FILAS:
..............................

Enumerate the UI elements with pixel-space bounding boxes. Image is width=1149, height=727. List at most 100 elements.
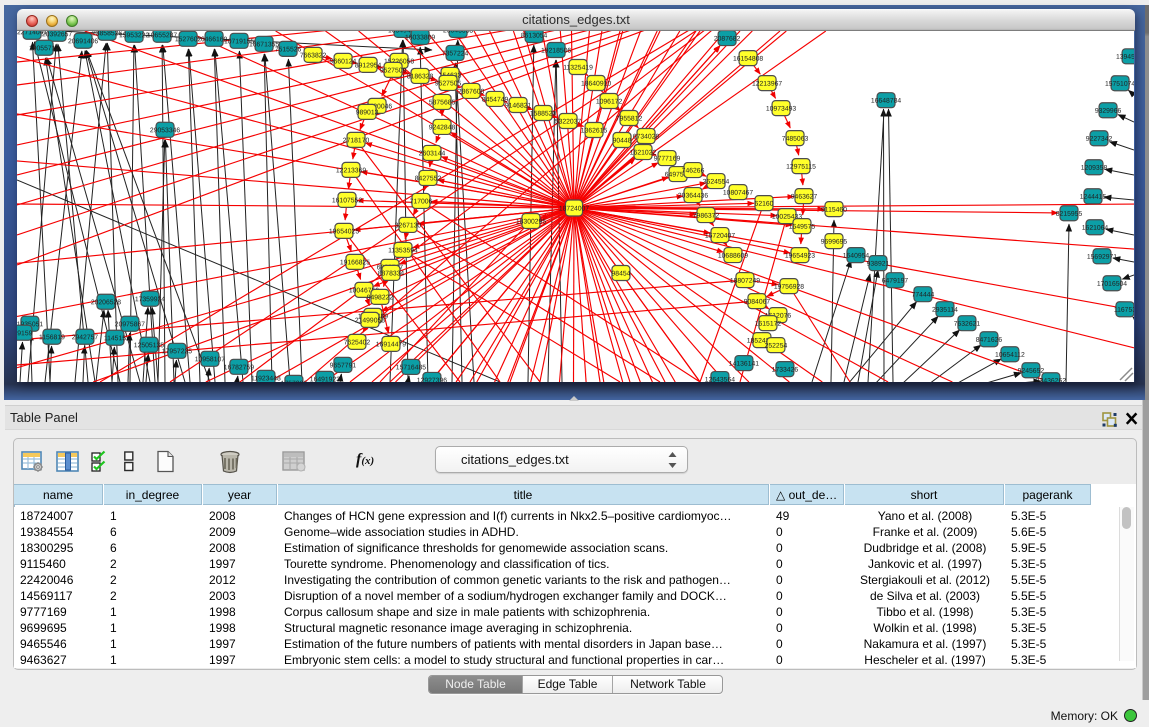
svg-text:18724007: 18724007 xyxy=(559,205,589,212)
svg-text:3624554: 3624554 xyxy=(703,179,730,186)
svg-text:10958107: 10958107 xyxy=(195,356,225,363)
svg-text:9527509: 9527509 xyxy=(380,67,407,74)
svg-text:98454: 98454 xyxy=(612,271,631,278)
svg-text:10807467: 10807467 xyxy=(723,190,753,197)
svg-text:7357224: 7357224 xyxy=(442,50,469,57)
svg-text:9498222: 9498222 xyxy=(367,294,394,301)
svg-text:20392657: 20392657 xyxy=(42,31,72,38)
svg-text:2942757: 2942757 xyxy=(72,334,99,341)
svg-text:9242848: 9242848 xyxy=(429,124,456,131)
svg-text:7663822: 7663822 xyxy=(300,52,327,59)
svg-text:15751074: 15751074 xyxy=(1105,81,1134,88)
svg-text:19756928: 19756928 xyxy=(774,284,804,291)
svg-text:21499058: 21499058 xyxy=(355,317,385,324)
svg-text:7485063: 7485063 xyxy=(782,136,809,143)
svg-text:1757086: 1757086 xyxy=(281,380,308,382)
svg-text:62160: 62160 xyxy=(755,201,774,208)
svg-text:19654025: 19654025 xyxy=(329,228,359,235)
svg-text:116753: 116753 xyxy=(1114,307,1134,314)
svg-text:15716485: 15716485 xyxy=(396,364,426,371)
svg-text:114515: 114515 xyxy=(104,335,126,342)
svg-text:19166825: 19166825 xyxy=(340,259,370,266)
svg-text:16914479: 16914479 xyxy=(376,341,406,348)
svg-text:25046038: 25046038 xyxy=(443,31,473,34)
svg-text:18807249: 18807249 xyxy=(730,278,760,285)
svg-text:774444: 774444 xyxy=(912,292,935,299)
svg-text:11923448: 11923448 xyxy=(251,375,281,382)
svg-text:18640910: 18640910 xyxy=(581,81,611,88)
svg-text:2867608: 2867608 xyxy=(458,88,485,95)
svg-text:1621064: 1621064 xyxy=(1082,225,1109,232)
svg-text:9084067: 9084067 xyxy=(744,299,771,306)
svg-text:9329966: 9329966 xyxy=(1095,108,1122,115)
svg-text:9463627: 9463627 xyxy=(791,194,818,201)
svg-text:10973493: 10973493 xyxy=(766,106,796,113)
svg-text:7515526: 7515526 xyxy=(275,46,302,53)
svg-text:9227342: 9227342 xyxy=(1086,136,1113,143)
svg-text:8878334: 8878334 xyxy=(378,270,405,277)
svg-text:1649575: 1649575 xyxy=(789,224,816,231)
svg-text:1362615: 1362615 xyxy=(581,128,608,135)
svg-text:1621022: 1621022 xyxy=(630,150,657,157)
svg-text:11353594: 11353594 xyxy=(388,247,418,254)
svg-text:746266: 746266 xyxy=(682,168,705,175)
svg-text:16107552: 16107552 xyxy=(332,197,362,204)
svg-text:1733426: 1733426 xyxy=(772,367,799,374)
svg-text:20691406: 20691406 xyxy=(68,38,98,45)
svg-text:9527505: 9527505 xyxy=(435,80,462,87)
svg-text:6734028: 6734028 xyxy=(633,134,660,141)
svg-text:16648784: 16648784 xyxy=(871,98,901,105)
svg-text:15953222: 15953222 xyxy=(119,32,149,39)
svg-text:20206528: 20206528 xyxy=(91,299,121,306)
svg-text:938921: 938921 xyxy=(867,261,890,268)
svg-text:10654112: 10654112 xyxy=(995,352,1025,359)
svg-text:717006: 717006 xyxy=(410,198,433,205)
svg-text:1096172: 1096172 xyxy=(596,99,623,106)
svg-text:2087682: 2087682 xyxy=(714,36,741,43)
svg-text:2603144: 2603144 xyxy=(419,150,446,157)
svg-text:2935114: 2935114 xyxy=(932,307,958,314)
svg-text:8427552: 8427552 xyxy=(415,175,442,182)
svg-text:9699695: 9699695 xyxy=(821,239,848,246)
svg-text:16491923: 16491923 xyxy=(310,376,340,382)
svg-text:1527602: 1527602 xyxy=(175,36,202,43)
svg-text:10688609: 10688609 xyxy=(718,253,748,260)
svg-text:18300295: 18300295 xyxy=(516,218,546,225)
svg-text:1640954: 1640954 xyxy=(843,253,870,260)
svg-text:10655287: 10655287 xyxy=(147,32,177,39)
svg-text:12975115: 12975115 xyxy=(786,164,816,171)
svg-text:39159: 39159 xyxy=(17,330,33,337)
svg-text:16154808: 16154808 xyxy=(733,56,763,63)
svg-text:17957225: 17957225 xyxy=(162,348,192,355)
svg-text:12643564: 12643564 xyxy=(705,377,735,382)
svg-text:12213967: 12213967 xyxy=(752,81,782,88)
svg-text:19218506: 19218506 xyxy=(541,47,571,54)
svg-text:9115460: 9115460 xyxy=(821,207,847,214)
svg-text:11325419: 11325419 xyxy=(563,64,593,71)
svg-text:12927396: 12927396 xyxy=(417,377,447,382)
svg-text:2718170: 2718170 xyxy=(343,137,370,144)
svg-text:8215955: 8215955 xyxy=(1056,211,1083,218)
svg-text:9146821: 9146821 xyxy=(505,102,532,109)
svg-text:5322037: 5322037 xyxy=(555,118,582,125)
svg-text:8613054: 8613054 xyxy=(521,32,548,39)
svg-text:17016504: 17016504 xyxy=(1097,281,1127,288)
svg-text:1209358: 1209358 xyxy=(1081,165,1108,172)
svg-text:9777169: 9777169 xyxy=(654,156,681,163)
svg-text:16033809: 16033809 xyxy=(405,34,435,41)
svg-text:8186328: 8186328 xyxy=(407,73,434,80)
svg-text:7632621: 7632621 xyxy=(954,321,981,328)
svg-text:20364436: 20364436 xyxy=(678,193,708,200)
svg-text:14136141: 14136141 xyxy=(729,361,759,368)
svg-text:23858526: 23858526 xyxy=(92,31,122,37)
svg-text:23436262: 23436262 xyxy=(1036,378,1066,382)
svg-text:9245652: 9245652 xyxy=(1018,368,1045,375)
svg-text:16782759: 16782759 xyxy=(224,364,254,371)
svg-text:1588520: 1588520 xyxy=(530,110,557,117)
svg-text:20975867: 20975867 xyxy=(115,321,145,328)
svg-text:7955812: 7955812 xyxy=(616,116,643,123)
svg-text:19654923: 19654923 xyxy=(785,253,815,260)
svg-text:1156819: 1156819 xyxy=(39,334,65,341)
svg-text:3267130: 3267130 xyxy=(395,222,422,229)
svg-text:1615172: 1615172 xyxy=(755,321,782,328)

..............................

Localiza en los registros cada línea que contenga la palabra "Enumerate" y cópiala tal cual. Las mayúsculas y las minúsculas cuentan.

SOLUCIÓN DESARROLLADA:
Enumerate the UI elements with pixel-space bounding boxes. Image is width=1149, height=727. List at most 100 elements.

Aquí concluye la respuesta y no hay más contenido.